## Exercise aim:
Track down every line below that holds "What" and copy it.

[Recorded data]
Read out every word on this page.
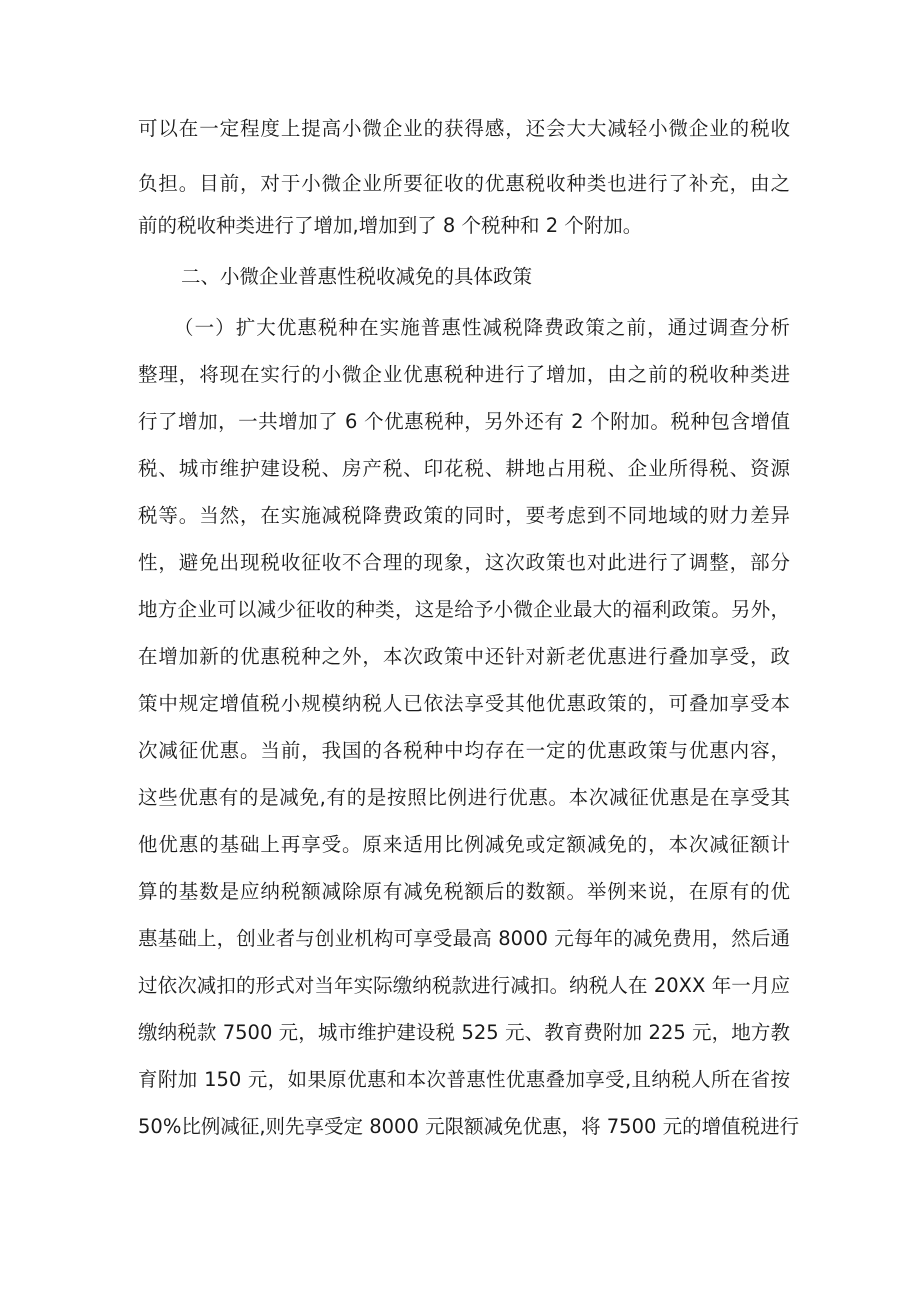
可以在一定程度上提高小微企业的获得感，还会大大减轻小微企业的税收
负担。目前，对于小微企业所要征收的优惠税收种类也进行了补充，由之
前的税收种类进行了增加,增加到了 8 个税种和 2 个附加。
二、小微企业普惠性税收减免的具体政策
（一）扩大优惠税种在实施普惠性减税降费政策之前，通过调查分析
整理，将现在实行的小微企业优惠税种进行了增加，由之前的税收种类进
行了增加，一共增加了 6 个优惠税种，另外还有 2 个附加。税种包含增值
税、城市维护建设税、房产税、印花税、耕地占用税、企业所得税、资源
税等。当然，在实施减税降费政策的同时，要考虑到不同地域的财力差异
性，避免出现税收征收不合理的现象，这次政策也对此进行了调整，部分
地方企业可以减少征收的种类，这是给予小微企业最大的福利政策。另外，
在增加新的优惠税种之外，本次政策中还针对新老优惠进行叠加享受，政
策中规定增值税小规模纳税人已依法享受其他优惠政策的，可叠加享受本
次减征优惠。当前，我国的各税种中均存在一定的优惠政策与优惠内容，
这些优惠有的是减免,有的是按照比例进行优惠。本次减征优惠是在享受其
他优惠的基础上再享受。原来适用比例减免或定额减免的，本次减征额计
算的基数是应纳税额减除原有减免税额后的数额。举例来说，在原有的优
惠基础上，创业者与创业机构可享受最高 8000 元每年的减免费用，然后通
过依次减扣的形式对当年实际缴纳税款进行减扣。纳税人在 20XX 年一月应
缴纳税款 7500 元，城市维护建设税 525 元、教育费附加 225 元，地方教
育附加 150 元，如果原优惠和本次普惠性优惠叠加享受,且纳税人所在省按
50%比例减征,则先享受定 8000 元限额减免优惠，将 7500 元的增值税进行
* * *
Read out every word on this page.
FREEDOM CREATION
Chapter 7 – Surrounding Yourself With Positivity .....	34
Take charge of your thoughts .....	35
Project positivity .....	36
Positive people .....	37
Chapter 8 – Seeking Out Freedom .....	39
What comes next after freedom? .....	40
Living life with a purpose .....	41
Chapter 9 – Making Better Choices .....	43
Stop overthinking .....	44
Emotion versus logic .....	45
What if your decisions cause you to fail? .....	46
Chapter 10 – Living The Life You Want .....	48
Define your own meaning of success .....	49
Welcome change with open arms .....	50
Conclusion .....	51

## Problem solution:
What comes next after freedom? .....	40
What if your decisions cause you to fail? .....	46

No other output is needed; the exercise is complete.